Exercise objective - Exactly as they appear, output all of the entries.

Records for the exercise -
┌──

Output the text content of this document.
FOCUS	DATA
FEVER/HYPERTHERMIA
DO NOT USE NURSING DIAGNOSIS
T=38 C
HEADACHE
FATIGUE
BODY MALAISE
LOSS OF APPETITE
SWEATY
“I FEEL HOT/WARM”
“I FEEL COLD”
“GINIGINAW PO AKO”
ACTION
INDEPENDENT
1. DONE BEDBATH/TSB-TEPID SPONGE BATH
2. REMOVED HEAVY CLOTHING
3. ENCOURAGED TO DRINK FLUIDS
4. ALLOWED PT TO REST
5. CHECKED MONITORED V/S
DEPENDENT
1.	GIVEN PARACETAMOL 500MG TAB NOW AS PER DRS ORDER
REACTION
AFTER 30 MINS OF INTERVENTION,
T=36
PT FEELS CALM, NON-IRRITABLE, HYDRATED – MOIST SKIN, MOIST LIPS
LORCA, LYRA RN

└──

Solution to the problem -
Output the text content of this document.
FOCUS	DATA
FEVER/HYPERTHERMIA
DO NOT USE NURSING DIAGNOSIS
T=38 C
HEADACHE
FATIGUE
BODY MALAISE
LOSS OF APPETITE
SWEATY
“I FEEL HOT/WARM”
“I FEEL COLD”
“GINIGINAW PO AKO”
ACTION
INDEPENDENT
1. DONE BEDBATH/TSB-TEPID SPONGE BATH
2. REMOVED HEAVY CLOTHING
3. ENCOURAGED TO DRINK FLUIDS
4. ALLOWED PT TO REST
5. CHECKED MONITORED V/S
DEPENDENT
1.	GIVEN PARACETAMOL 500MG TAB NOW AS PER DRS ORDER
REACTION
AFTER 30 MINS OF INTERVENTION,
T=36
PT FEELS CALM, NON-IRRITABLE, HYDRATED – MOIST SKIN, MOIST LIPS
LORCA, LYRA RN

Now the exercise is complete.